→ TASK:
Copy the records from the start through the line containing "rug-mark — [661, 545, 667, 551]", substituting "dot" for every "data-point" and keeping everything else unchanged.
--- Start of SOURCE MATERIAL ---
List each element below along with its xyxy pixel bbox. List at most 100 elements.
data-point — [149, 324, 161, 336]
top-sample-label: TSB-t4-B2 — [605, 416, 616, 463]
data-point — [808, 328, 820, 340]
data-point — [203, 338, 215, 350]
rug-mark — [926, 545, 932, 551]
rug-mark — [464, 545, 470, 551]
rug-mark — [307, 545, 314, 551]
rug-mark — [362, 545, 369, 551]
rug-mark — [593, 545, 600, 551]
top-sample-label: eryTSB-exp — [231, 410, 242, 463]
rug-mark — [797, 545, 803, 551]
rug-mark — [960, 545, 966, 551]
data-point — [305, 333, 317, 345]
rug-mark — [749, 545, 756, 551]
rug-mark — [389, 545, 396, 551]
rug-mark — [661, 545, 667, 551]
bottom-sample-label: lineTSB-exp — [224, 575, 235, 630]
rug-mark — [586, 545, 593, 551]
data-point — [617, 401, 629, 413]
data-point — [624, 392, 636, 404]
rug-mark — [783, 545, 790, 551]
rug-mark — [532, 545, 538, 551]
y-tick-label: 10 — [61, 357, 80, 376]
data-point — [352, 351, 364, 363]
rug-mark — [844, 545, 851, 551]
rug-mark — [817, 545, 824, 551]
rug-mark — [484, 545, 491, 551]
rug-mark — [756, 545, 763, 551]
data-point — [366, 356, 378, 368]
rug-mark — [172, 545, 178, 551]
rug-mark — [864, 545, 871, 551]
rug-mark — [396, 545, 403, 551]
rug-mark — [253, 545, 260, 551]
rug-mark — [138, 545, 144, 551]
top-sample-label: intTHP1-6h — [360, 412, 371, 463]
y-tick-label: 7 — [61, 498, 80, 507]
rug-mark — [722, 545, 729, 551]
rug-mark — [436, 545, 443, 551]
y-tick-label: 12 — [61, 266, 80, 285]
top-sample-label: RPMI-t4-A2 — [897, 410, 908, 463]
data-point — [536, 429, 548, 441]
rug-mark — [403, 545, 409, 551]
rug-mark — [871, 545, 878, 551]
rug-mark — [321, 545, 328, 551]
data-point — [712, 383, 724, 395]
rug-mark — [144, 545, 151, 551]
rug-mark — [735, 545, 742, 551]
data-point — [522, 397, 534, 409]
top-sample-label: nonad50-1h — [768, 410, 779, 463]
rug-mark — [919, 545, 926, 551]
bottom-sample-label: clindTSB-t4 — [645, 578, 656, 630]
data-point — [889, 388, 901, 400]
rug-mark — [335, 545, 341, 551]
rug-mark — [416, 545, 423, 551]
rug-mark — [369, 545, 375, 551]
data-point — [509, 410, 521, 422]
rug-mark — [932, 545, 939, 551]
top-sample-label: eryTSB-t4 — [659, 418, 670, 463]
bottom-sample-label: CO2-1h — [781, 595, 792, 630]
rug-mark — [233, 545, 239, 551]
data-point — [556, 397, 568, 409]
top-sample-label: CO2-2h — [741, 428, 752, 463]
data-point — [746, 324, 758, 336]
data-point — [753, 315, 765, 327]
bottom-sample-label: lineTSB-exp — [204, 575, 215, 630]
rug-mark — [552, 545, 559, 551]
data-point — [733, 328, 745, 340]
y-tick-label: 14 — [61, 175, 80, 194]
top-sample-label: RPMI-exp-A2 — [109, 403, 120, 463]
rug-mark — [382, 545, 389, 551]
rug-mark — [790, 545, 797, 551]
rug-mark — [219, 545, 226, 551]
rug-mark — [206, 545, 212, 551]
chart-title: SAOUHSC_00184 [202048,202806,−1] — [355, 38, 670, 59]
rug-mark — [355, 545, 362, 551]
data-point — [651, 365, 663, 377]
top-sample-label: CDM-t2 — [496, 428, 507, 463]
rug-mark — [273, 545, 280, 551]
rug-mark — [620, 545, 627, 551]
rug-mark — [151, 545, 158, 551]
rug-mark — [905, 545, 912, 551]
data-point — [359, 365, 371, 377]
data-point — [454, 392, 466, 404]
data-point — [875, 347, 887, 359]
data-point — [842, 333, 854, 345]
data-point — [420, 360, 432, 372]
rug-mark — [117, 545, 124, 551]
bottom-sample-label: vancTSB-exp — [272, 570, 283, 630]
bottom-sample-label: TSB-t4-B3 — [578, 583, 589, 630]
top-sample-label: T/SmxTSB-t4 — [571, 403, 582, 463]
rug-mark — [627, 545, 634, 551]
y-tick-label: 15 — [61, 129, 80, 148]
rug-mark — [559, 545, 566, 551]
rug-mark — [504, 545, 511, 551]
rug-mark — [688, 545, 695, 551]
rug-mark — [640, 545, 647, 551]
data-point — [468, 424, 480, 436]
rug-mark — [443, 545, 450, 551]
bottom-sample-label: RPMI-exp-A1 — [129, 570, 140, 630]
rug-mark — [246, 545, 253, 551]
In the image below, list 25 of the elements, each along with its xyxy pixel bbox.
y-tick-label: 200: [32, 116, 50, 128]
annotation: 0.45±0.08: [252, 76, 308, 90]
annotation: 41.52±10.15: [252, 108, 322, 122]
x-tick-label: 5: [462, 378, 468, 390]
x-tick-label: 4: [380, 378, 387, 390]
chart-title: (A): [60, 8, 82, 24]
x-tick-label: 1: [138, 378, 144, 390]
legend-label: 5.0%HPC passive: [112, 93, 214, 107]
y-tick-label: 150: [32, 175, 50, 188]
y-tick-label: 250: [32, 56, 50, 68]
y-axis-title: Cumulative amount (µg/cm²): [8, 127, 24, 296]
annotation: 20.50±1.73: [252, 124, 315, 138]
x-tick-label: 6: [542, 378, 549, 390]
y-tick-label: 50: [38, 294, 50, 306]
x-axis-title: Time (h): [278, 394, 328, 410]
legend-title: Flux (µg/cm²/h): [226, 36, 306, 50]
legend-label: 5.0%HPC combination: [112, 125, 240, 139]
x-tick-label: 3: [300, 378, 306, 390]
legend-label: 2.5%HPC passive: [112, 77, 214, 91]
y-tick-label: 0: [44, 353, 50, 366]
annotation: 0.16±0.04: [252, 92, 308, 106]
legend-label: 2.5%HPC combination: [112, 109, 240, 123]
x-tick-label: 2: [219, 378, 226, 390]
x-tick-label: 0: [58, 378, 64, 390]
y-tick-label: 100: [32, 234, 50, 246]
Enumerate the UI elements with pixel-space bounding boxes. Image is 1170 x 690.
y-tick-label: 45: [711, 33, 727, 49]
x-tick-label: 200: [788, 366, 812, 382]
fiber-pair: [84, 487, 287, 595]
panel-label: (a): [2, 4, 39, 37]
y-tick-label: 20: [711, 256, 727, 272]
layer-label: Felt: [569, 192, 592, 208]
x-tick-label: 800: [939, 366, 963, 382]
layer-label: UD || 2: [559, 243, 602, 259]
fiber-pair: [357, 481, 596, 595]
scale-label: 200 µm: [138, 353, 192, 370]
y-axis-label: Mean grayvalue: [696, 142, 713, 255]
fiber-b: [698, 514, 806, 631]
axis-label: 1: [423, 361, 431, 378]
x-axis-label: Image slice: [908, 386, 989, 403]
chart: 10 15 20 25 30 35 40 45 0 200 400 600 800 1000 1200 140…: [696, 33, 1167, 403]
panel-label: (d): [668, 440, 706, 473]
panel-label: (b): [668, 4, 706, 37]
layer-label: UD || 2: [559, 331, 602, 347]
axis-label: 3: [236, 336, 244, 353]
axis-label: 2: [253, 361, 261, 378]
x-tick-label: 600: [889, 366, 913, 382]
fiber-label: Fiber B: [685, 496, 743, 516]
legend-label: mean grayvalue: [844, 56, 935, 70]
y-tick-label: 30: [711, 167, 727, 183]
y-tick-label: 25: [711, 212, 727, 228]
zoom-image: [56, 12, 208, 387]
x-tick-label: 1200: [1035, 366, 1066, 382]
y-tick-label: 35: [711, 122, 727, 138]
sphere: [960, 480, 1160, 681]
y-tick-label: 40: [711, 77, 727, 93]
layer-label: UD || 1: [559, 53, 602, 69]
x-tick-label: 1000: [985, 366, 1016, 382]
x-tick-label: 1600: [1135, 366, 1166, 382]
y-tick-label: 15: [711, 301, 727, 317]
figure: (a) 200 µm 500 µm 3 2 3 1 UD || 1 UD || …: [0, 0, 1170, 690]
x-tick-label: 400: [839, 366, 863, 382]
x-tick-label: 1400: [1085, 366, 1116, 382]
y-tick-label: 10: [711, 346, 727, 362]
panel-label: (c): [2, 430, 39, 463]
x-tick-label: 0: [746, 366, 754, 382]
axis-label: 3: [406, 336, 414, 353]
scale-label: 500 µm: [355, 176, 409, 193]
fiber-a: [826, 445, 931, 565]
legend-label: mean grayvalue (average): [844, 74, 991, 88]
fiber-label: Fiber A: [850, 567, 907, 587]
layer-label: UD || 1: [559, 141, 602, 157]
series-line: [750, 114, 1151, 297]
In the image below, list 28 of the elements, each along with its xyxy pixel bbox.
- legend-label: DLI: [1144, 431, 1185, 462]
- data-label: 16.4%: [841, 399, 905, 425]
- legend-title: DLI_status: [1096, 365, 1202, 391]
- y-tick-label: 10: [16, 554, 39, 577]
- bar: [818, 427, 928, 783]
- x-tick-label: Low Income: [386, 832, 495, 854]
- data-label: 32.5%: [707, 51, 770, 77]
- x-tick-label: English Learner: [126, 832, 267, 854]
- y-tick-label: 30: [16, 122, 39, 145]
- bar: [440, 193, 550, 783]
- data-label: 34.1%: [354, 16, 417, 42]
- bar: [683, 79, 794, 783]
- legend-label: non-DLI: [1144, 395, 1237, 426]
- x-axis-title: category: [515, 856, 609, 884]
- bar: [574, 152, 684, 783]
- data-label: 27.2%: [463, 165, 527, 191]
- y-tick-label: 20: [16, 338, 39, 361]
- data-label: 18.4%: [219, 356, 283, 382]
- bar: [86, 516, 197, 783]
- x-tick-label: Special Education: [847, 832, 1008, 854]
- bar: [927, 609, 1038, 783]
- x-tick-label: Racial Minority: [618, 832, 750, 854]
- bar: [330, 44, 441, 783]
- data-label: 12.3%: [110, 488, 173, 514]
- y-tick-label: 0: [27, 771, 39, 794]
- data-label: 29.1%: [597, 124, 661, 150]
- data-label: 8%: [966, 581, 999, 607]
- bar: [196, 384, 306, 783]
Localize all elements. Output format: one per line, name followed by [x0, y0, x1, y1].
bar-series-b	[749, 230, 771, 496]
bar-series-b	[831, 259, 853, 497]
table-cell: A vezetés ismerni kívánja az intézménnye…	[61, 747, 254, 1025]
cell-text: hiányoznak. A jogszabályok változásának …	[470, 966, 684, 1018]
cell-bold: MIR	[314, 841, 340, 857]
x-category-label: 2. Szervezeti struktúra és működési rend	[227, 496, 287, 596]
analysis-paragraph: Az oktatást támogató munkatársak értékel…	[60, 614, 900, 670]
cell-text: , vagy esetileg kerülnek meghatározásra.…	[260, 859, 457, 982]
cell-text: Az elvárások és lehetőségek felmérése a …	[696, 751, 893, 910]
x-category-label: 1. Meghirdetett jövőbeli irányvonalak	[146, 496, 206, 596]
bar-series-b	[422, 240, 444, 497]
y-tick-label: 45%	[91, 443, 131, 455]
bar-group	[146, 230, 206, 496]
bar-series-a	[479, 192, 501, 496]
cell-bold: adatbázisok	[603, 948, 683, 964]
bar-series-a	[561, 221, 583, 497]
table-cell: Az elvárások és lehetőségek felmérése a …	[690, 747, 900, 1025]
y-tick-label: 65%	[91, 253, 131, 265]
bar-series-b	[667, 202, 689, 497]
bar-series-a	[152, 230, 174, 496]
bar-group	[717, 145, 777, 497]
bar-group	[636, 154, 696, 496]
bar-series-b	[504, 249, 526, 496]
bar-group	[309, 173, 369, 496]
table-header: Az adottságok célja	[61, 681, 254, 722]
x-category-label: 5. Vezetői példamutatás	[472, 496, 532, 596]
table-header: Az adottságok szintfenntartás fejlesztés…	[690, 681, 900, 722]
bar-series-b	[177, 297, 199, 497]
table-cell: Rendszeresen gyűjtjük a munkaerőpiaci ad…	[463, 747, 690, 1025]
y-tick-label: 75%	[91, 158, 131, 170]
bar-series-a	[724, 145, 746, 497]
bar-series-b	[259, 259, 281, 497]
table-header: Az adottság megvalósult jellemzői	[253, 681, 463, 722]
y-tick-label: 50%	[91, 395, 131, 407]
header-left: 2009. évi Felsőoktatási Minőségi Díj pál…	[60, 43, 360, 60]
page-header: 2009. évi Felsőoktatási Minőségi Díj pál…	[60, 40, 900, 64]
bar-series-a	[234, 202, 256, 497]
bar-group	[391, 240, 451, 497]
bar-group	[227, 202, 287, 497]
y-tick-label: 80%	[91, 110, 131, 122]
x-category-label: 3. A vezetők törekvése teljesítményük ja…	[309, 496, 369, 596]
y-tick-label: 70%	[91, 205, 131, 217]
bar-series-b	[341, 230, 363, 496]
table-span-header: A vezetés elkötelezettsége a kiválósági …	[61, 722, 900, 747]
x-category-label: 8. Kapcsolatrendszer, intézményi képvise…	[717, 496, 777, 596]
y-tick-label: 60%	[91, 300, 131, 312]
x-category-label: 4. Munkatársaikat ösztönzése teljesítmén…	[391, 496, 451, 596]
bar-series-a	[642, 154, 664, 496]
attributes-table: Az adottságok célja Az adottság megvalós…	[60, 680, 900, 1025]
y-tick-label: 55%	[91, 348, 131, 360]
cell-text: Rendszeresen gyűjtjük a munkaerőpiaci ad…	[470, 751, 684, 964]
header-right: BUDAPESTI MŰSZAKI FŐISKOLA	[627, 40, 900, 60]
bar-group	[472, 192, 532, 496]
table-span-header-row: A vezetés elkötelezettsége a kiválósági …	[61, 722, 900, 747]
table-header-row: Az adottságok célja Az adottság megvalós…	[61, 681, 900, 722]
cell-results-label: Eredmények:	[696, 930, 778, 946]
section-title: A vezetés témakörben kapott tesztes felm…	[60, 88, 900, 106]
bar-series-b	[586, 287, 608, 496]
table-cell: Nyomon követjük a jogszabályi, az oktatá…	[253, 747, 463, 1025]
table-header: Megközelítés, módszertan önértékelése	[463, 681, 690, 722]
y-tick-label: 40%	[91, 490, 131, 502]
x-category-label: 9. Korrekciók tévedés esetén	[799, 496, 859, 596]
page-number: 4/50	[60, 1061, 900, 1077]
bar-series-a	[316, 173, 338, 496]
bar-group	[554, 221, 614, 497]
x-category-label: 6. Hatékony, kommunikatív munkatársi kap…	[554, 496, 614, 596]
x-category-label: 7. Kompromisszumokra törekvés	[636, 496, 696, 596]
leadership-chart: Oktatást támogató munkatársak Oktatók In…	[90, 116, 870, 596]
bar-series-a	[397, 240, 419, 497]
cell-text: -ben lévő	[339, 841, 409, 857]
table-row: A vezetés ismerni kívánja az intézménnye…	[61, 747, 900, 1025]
--- End of SOURCE MATERIAL ---
→ OUTPUT OF THE EXERCISE:
List each element below along with its xyxy pixel bbox. List at most 100 elements.
dot — [149, 324, 161, 336]
top-sample-label: TSB-t4-B2 — [605, 416, 616, 463]
dot — [808, 328, 820, 340]
dot — [203, 338, 215, 350]
rug-mark — [926, 545, 932, 551]
rug-mark — [464, 545, 470, 551]
rug-mark — [307, 545, 314, 551]
rug-mark — [362, 545, 369, 551]
rug-mark — [593, 545, 600, 551]
top-sample-label: eryTSB-exp — [231, 410, 242, 463]
rug-mark — [797, 545, 803, 551]
rug-mark — [960, 545, 966, 551]
dot — [305, 333, 317, 345]
rug-mark — [749, 545, 756, 551]
rug-mark — [389, 545, 396, 551]
rug-mark — [661, 545, 667, 551]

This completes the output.